Look through the data below. Show each line where the string "headline" occurs.
****************
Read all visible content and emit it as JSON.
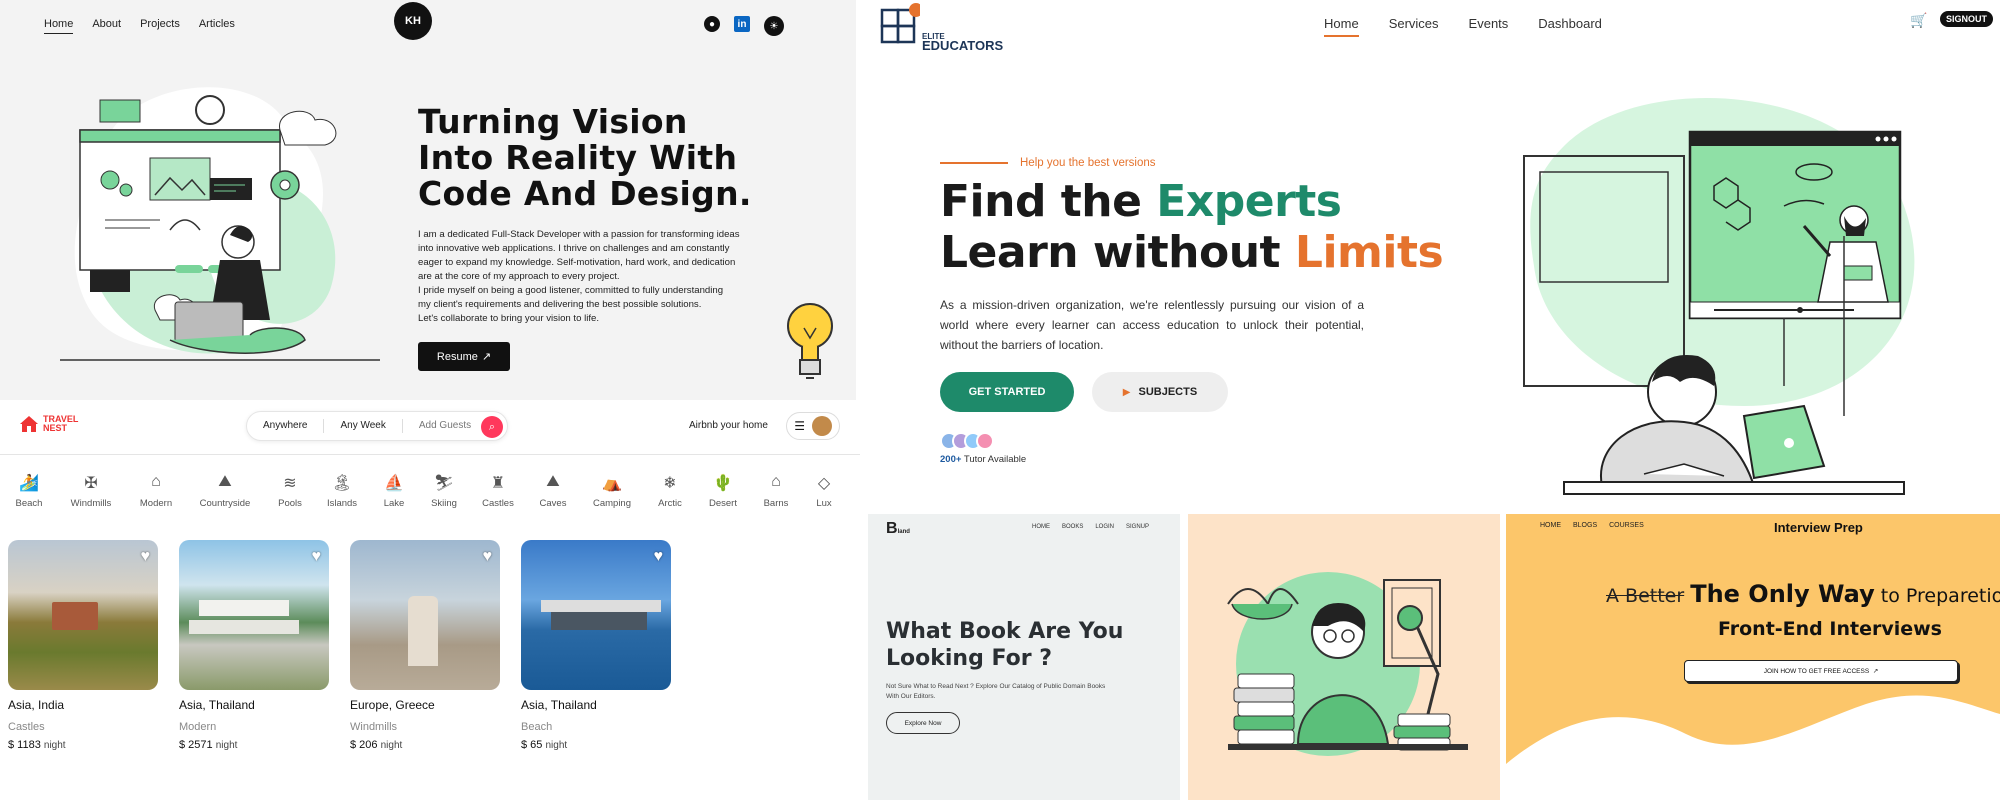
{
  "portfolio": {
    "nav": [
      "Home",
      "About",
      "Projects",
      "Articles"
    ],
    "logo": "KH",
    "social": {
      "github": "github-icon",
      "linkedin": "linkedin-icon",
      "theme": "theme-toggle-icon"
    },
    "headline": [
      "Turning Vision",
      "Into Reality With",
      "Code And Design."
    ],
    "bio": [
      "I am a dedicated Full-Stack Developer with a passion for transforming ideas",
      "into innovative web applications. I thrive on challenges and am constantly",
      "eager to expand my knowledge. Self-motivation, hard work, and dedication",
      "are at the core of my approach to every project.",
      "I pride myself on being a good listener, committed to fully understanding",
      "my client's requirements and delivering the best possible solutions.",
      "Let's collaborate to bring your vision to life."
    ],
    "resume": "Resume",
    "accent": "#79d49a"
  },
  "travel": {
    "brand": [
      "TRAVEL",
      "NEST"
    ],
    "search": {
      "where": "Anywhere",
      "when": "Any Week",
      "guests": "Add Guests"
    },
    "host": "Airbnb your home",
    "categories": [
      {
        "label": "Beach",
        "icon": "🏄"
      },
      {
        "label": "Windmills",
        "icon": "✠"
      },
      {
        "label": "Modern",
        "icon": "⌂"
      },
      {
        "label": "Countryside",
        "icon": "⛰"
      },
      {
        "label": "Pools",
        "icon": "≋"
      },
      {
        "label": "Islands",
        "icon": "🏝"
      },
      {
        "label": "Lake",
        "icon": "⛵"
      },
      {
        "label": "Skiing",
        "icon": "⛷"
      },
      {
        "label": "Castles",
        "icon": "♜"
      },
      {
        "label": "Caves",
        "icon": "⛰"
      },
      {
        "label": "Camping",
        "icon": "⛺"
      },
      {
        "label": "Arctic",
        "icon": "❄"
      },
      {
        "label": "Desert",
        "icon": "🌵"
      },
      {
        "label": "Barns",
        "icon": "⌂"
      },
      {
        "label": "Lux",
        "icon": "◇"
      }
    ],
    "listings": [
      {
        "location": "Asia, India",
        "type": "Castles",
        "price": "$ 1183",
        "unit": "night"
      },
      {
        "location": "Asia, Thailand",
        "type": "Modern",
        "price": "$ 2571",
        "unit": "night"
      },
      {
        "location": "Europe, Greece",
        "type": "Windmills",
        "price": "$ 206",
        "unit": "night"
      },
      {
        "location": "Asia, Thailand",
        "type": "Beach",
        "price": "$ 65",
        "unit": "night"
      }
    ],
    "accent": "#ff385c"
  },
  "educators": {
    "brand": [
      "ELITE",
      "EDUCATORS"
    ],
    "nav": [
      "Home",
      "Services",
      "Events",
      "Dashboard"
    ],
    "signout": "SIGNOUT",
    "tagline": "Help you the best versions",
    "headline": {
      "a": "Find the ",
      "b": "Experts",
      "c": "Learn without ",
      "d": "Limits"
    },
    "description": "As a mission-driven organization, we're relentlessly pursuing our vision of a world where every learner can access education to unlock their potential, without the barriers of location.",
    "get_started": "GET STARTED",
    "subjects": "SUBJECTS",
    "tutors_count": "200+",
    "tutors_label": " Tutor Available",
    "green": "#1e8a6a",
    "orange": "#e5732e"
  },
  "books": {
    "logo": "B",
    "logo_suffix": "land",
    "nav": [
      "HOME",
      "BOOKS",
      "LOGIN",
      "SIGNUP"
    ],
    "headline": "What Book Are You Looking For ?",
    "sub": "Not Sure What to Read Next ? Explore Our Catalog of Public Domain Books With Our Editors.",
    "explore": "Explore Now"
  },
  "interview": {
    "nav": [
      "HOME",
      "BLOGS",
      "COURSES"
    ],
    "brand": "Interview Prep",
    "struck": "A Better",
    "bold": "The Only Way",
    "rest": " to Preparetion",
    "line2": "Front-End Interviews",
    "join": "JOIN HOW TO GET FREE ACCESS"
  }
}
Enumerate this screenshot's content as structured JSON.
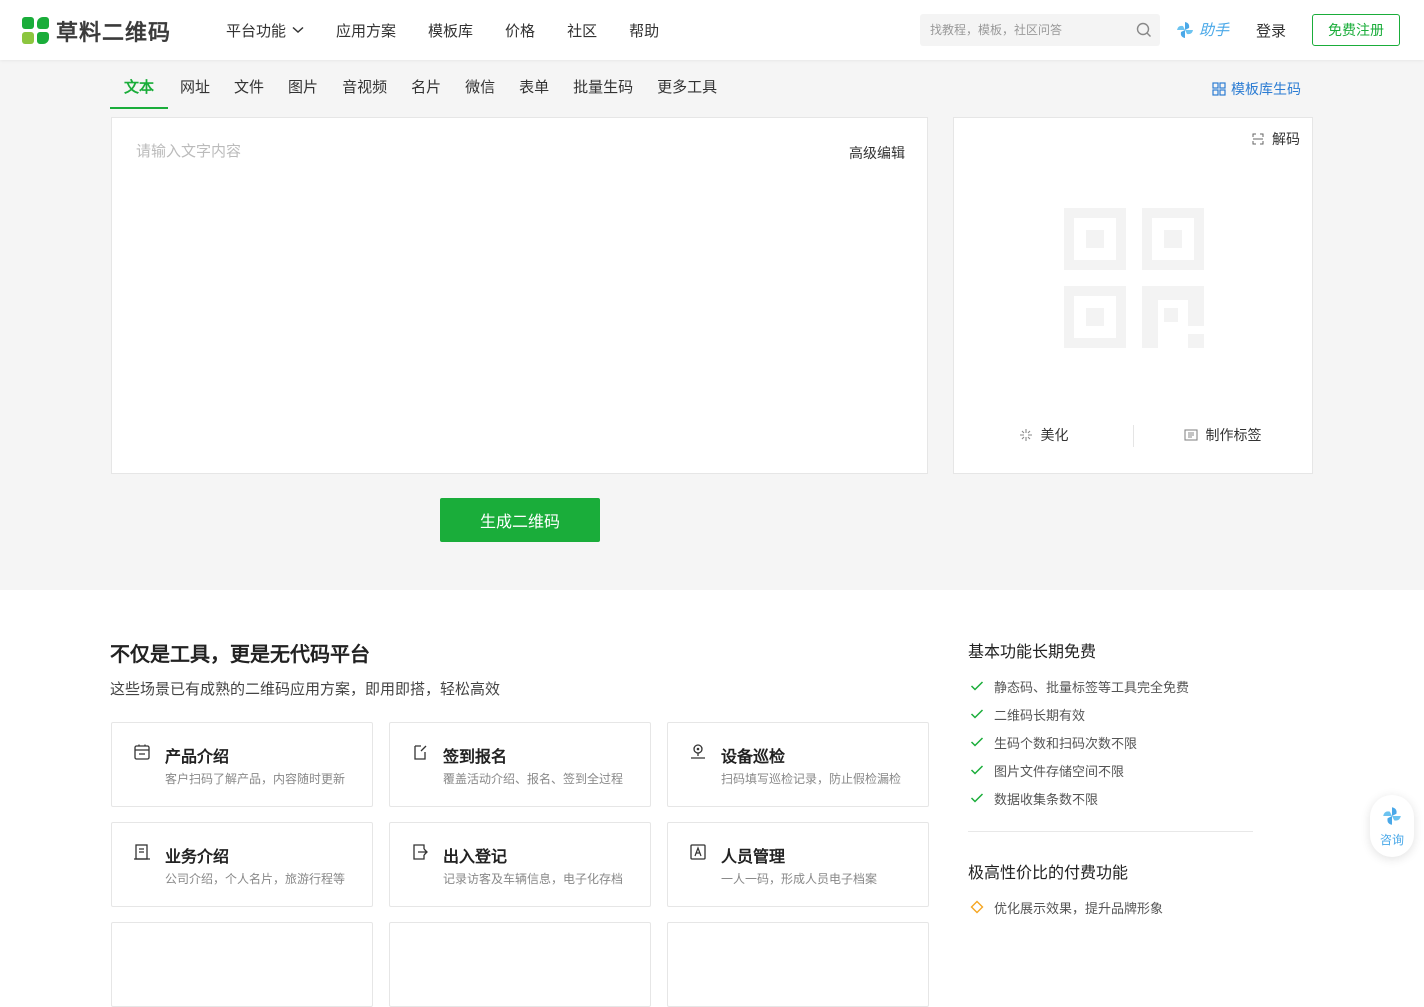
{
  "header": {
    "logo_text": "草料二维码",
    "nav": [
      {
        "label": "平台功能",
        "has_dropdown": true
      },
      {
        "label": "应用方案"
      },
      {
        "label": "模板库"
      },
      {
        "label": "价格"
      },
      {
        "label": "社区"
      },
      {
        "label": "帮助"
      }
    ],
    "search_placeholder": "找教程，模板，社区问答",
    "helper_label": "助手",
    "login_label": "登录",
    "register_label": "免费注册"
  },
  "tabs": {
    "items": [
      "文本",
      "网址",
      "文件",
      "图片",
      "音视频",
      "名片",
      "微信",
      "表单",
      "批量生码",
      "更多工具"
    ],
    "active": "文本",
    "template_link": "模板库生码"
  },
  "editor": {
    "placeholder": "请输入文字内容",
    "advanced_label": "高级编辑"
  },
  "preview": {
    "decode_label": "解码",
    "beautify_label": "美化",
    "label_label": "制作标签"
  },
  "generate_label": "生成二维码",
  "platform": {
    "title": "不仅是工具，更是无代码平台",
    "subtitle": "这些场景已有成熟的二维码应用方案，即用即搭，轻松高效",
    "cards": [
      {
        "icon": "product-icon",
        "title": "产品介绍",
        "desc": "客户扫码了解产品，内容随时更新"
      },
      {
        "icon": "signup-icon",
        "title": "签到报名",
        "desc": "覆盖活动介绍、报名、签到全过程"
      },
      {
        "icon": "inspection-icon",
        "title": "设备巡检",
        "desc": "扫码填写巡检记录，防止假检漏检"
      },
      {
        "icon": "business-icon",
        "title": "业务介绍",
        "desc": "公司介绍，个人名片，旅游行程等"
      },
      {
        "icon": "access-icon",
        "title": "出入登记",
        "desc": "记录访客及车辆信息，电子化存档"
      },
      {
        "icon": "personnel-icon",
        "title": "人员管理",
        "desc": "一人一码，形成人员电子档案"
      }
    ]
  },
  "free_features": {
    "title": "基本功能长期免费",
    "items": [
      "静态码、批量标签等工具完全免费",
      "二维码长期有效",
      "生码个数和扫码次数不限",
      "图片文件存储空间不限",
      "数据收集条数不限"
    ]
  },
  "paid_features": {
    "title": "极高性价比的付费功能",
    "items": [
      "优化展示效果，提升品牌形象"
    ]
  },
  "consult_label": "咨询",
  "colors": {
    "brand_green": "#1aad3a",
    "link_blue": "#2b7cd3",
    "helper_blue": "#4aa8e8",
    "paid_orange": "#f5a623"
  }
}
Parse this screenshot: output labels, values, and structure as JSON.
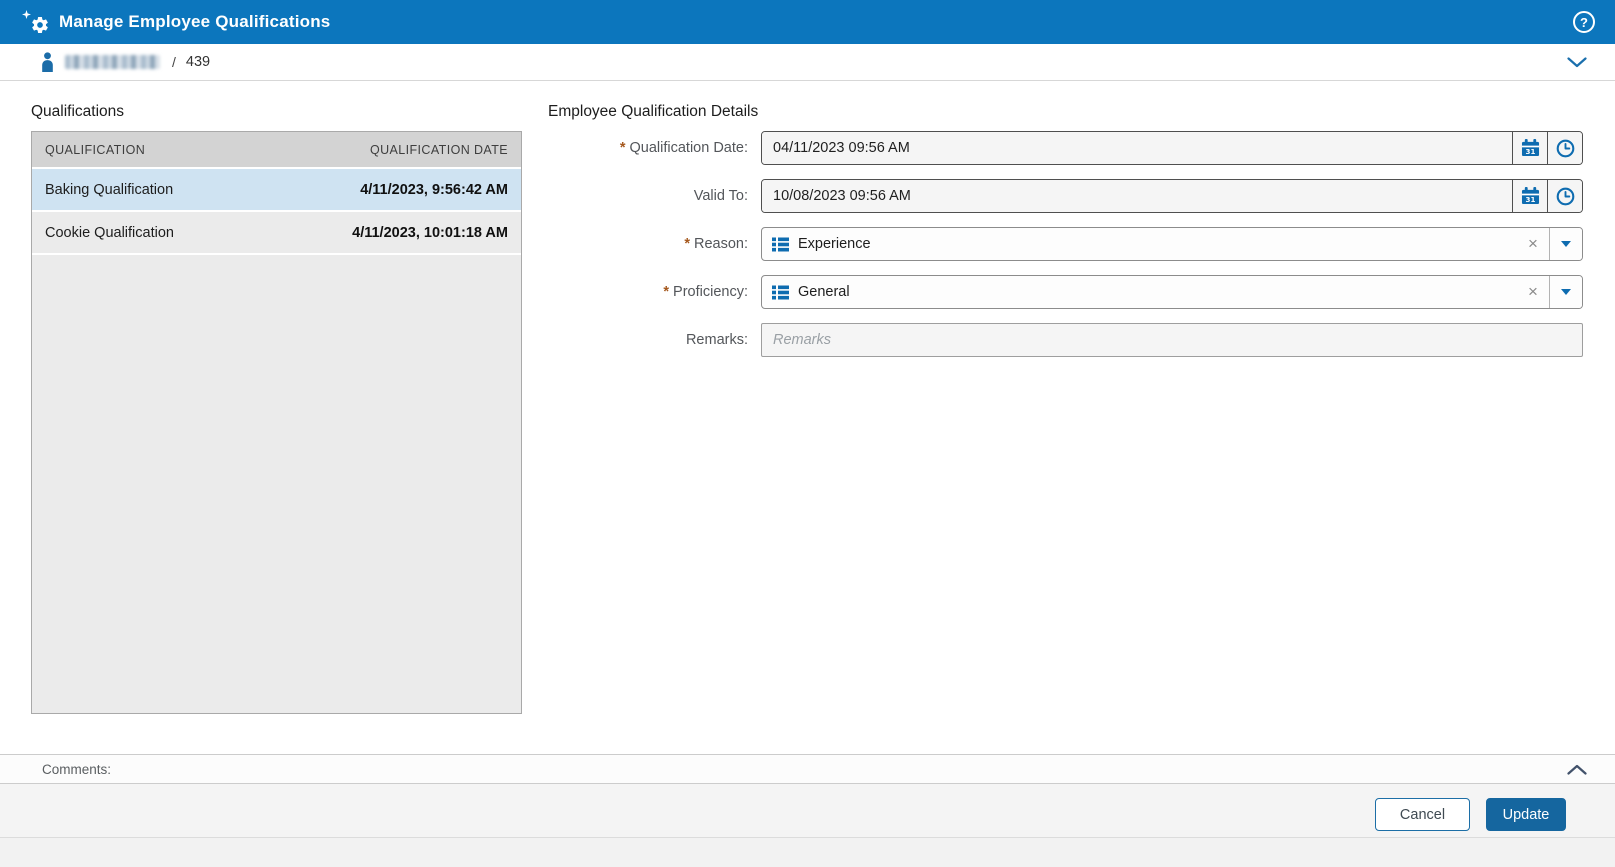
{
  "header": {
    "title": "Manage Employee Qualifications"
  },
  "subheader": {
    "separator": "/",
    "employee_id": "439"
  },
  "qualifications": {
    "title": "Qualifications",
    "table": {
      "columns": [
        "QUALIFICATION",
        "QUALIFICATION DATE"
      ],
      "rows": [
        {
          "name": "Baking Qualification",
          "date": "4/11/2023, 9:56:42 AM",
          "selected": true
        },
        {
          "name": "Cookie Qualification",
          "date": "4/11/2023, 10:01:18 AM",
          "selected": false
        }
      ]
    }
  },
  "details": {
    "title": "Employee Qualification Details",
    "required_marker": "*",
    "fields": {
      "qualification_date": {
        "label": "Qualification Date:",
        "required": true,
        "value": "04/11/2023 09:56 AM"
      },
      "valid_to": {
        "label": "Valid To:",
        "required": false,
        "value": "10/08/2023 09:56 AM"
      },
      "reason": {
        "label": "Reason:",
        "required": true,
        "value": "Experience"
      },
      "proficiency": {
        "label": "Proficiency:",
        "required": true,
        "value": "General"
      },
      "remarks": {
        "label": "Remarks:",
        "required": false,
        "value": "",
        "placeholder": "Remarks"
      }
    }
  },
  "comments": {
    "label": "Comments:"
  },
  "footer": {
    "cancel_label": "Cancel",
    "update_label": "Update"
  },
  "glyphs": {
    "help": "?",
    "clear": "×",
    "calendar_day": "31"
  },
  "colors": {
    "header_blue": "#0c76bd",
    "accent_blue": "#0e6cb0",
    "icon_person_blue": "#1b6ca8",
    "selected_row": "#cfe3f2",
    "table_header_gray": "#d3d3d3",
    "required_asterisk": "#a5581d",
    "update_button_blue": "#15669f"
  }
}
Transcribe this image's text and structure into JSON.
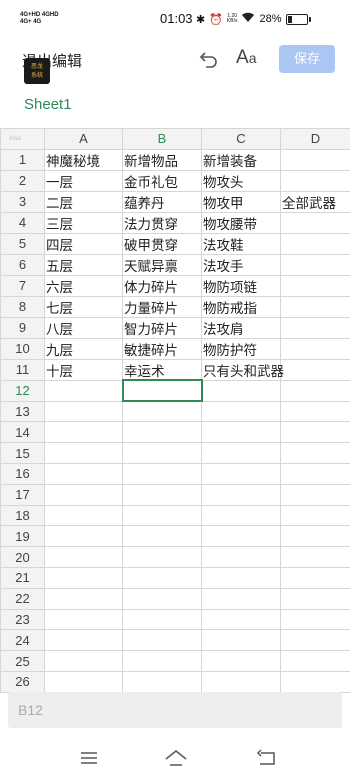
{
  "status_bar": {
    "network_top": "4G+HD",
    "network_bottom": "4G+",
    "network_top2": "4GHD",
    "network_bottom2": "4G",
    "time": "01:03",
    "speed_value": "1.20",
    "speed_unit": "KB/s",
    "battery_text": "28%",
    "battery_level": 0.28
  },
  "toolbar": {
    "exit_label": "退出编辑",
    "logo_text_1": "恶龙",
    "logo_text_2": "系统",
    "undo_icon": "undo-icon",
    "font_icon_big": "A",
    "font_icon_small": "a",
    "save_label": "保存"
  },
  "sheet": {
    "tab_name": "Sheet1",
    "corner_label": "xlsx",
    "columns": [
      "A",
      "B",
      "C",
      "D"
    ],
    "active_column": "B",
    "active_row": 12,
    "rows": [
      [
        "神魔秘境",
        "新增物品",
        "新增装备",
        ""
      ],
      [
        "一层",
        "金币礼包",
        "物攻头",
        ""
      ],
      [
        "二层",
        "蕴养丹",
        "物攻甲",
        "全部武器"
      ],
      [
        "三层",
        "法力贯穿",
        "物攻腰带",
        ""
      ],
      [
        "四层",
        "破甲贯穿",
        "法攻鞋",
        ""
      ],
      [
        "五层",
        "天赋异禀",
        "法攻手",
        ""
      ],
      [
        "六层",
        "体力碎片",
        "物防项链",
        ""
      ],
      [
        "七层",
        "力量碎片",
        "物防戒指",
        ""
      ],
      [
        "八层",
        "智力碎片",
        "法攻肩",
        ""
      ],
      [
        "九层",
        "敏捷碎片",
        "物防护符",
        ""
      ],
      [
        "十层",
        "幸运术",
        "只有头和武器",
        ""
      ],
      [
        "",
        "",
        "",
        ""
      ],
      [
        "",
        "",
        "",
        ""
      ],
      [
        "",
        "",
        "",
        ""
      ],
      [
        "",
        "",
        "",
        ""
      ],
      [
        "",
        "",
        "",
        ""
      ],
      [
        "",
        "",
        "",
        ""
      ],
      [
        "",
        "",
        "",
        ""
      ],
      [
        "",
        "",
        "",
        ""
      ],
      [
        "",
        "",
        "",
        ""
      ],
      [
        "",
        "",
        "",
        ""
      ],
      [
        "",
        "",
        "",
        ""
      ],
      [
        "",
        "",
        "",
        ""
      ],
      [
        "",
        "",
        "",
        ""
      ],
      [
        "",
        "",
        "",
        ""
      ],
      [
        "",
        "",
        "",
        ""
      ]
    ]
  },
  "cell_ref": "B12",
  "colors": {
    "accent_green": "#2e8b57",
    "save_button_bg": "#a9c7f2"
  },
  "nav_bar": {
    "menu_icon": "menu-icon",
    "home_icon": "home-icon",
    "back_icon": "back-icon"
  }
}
****************
● Result
    "headline": [
    "headline": {
    "headline": "What Book Are You Looking For ?",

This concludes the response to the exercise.